» **GIVEN REQUEST**
Where does the string "title" appear in the records? Copy every line that contains it.

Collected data
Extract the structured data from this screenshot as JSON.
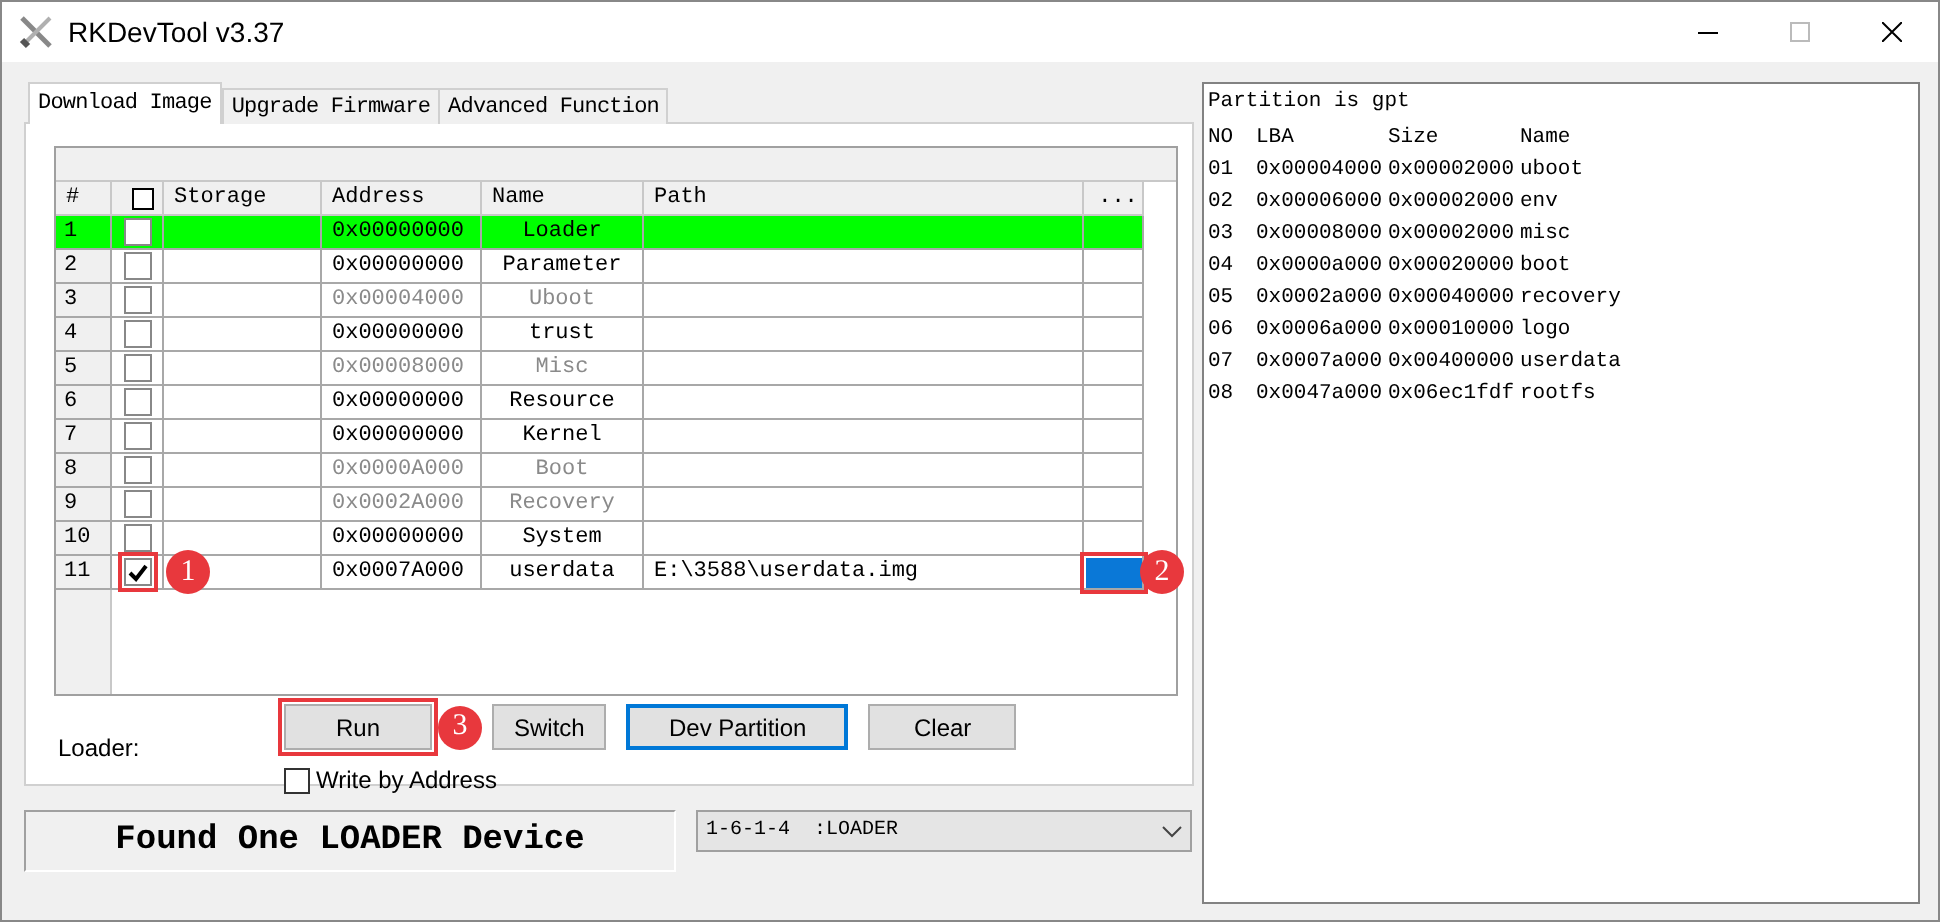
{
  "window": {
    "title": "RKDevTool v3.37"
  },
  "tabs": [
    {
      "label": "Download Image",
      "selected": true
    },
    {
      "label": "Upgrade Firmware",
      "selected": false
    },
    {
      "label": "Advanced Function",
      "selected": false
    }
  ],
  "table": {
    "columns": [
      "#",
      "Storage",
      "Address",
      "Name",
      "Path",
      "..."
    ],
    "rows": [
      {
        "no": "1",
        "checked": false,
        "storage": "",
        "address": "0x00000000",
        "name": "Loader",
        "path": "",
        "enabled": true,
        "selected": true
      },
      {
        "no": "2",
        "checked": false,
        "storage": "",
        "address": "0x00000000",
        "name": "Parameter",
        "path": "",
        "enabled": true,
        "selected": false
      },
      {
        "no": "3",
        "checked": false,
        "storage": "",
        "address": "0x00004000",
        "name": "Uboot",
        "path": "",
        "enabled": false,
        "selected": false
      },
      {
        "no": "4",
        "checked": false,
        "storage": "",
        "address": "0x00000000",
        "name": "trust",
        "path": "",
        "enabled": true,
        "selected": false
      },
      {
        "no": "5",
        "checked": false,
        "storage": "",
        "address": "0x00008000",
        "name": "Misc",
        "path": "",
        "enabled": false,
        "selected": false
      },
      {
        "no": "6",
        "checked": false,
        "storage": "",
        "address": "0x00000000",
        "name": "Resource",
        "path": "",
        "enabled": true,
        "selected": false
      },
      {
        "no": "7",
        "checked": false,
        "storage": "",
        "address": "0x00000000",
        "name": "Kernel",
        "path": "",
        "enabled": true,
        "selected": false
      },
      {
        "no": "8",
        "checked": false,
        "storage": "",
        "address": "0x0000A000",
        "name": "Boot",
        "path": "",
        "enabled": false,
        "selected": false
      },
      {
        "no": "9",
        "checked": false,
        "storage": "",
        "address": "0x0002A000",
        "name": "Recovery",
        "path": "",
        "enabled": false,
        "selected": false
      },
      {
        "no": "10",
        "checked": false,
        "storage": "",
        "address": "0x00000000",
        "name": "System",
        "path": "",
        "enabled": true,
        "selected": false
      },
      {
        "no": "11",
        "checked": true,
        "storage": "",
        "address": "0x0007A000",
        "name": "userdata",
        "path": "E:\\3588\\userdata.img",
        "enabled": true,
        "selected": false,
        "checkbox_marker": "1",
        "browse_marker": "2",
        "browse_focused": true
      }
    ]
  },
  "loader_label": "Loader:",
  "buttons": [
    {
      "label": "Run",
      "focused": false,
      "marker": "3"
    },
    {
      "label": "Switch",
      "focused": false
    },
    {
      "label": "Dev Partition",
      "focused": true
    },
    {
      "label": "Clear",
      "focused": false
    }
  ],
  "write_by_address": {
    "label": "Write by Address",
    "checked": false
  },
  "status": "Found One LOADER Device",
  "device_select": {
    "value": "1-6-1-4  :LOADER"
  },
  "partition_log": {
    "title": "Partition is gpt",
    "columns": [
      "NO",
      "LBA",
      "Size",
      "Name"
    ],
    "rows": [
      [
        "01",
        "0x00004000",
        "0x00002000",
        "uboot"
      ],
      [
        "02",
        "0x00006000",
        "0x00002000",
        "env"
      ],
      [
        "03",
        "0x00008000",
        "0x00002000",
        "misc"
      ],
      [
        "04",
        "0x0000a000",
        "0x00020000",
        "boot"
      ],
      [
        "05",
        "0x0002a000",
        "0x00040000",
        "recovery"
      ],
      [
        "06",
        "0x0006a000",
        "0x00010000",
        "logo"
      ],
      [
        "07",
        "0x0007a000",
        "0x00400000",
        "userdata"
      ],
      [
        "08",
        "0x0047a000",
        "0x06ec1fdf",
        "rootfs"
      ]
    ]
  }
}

» **FULL ANSWER**
    "title": "RKDevTool v3.37"
    "title": "Partition is gpt",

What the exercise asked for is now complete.